# Aim
Restate, word for word, every line of the data.

# Information given
+ + + + +

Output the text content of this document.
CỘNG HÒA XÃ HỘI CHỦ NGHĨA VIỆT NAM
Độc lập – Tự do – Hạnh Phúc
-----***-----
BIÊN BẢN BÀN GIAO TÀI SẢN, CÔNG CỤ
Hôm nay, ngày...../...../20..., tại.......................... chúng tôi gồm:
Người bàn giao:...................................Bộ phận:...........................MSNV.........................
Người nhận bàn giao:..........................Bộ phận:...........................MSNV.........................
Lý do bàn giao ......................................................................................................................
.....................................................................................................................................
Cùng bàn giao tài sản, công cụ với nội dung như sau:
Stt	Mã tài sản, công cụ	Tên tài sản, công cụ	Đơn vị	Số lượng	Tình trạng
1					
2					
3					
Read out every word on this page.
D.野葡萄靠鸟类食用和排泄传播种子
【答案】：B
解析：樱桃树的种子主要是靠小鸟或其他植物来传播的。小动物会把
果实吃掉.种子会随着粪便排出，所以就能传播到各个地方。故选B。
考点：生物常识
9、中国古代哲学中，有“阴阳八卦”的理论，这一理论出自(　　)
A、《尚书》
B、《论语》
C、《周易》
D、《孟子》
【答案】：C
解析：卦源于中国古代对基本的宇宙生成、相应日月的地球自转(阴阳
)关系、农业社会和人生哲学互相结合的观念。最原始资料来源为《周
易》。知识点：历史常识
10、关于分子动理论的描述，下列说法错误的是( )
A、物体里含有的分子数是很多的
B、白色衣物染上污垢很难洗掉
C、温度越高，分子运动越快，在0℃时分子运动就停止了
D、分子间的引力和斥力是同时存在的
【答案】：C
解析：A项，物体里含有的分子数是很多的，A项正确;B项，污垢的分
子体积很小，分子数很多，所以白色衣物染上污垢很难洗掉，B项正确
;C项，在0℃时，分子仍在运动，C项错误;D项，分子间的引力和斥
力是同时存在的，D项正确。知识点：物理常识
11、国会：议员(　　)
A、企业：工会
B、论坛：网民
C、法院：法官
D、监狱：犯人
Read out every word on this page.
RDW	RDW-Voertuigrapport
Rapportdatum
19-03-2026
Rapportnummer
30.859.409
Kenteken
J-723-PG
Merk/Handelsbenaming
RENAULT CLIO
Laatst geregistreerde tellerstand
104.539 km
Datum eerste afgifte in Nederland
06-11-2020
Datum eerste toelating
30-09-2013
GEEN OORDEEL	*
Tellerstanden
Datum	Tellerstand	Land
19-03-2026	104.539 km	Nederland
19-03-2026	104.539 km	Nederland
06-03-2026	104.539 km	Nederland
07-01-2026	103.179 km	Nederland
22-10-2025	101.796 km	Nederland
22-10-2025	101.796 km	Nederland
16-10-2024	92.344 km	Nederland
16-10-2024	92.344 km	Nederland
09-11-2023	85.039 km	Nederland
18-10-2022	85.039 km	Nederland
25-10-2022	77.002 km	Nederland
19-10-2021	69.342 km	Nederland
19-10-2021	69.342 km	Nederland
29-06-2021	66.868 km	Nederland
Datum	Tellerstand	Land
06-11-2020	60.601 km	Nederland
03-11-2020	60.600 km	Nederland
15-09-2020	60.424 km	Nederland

+ + + + +

# Worked answer
Output the text content of this document.
CỘNG HÒA XÃ HỘI CHỦ NGHĨA VIỆT NAM
Độc lập – Tự do – Hạnh Phúc
-----***-----
BIÊN BẢN BÀN GIAO TÀI SẢN, CÔNG CỤ
Hôm nay, ngày...../...../20..., tại.......................... chúng tôi gồm:
Người bàn giao:...................................Bộ phận:...........................MSNV.........................
Người nhận bàn giao:..........................Bộ phận:...........................MSNV.........................
Lý do bàn giao ......................................................................................................................
.....................................................................................................................................
Cùng bàn giao tài sản, công cụ với nội dung như sau:
Stt	Mã tài sản, công cụ	Tên tài sản, công cụ	Đơn vị	Số lượng	Tình trạng
1					
2					
3					
Read out every word on this page.
D.野葡萄靠鸟类食用和排泄传播种子
【答案】：B
解析：樱桃树的种子主要是靠小鸟或其他植物来传播的。小动物会把
果实吃掉.种子会随着粪便排出，所以就能传播到各个地方。故选B。
考点：生物常识
9、中国古代哲学中，有“阴阳八卦”的理论，这一理论出自(　　)
A、《尚书》
B、《论语》
C、《周易》
D、《孟子》
【答案】：C
解析：卦源于中国古代对基本的宇宙生成、相应日月的地球自转(阴阳
)关系、农业社会和人生哲学互相结合的观念。最原始资料来源为《周
易》。知识点：历史常识
10、关于分子动理论的描述，下列说法错误的是( )
A、物体里含有的分子数是很多的
B、白色衣物染上污垢很难洗掉
C、温度越高，分子运动越快，在0℃时分子运动就停止了
D、分子间的引力和斥力是同时存在的
【答案】：C
解析：A项，物体里含有的分子数是很多的，A项正确;B项，污垢的分
子体积很小，分子数很多，所以白色衣物染上污垢很难洗掉，B项正确
;C项，在0℃时，分子仍在运动，C项错误;D项，分子间的引力和斥
力是同时存在的，D项正确。知识点：物理常识
11、国会：议员(　　)
A、企业：工会
B、论坛：网民
C、法院：法官
D、监狱：犯人
Read out every word on this page.
RDW	RDW-Voertuigrapport
Rapportdatum
19-03-2026
Rapportnummer
30.859.409
Kenteken
J-723-PG
Merk/Handelsbenaming
RENAULT CLIO
Laatst geregistreerde tellerstand
104.539 km
Datum eerste afgifte in Nederland
06-11-2020
Datum eerste toelating
30-09-2013
GEEN OORDEEL	*
Tellerstanden
Datum	Tellerstand	Land
19-03-2026	104.539 km	Nederland
19-03-2026	104.539 km	Nederland
06-03-2026	104.539 km	Nederland
07-01-2026	103.179 km	Nederland
22-10-2025	101.796 km	Nederland
22-10-2025	101.796 km	Nederland
16-10-2024	92.344 km	Nederland
16-10-2024	92.344 km	Nederland
09-11-2023	85.039 km	Nederland
18-10-2022	85.039 km	Nederland
25-10-2022	77.002 km	Nederland
19-10-2021	69.342 km	Nederland
19-10-2021	69.342 km	Nederland
29-06-2021	66.868 km	Nederland
Datum	Tellerstand	Land
06-11-2020	60.601 km	Nederland
03-11-2020	60.600 km	Nederland
15-09-2020	60.424 km	Nederland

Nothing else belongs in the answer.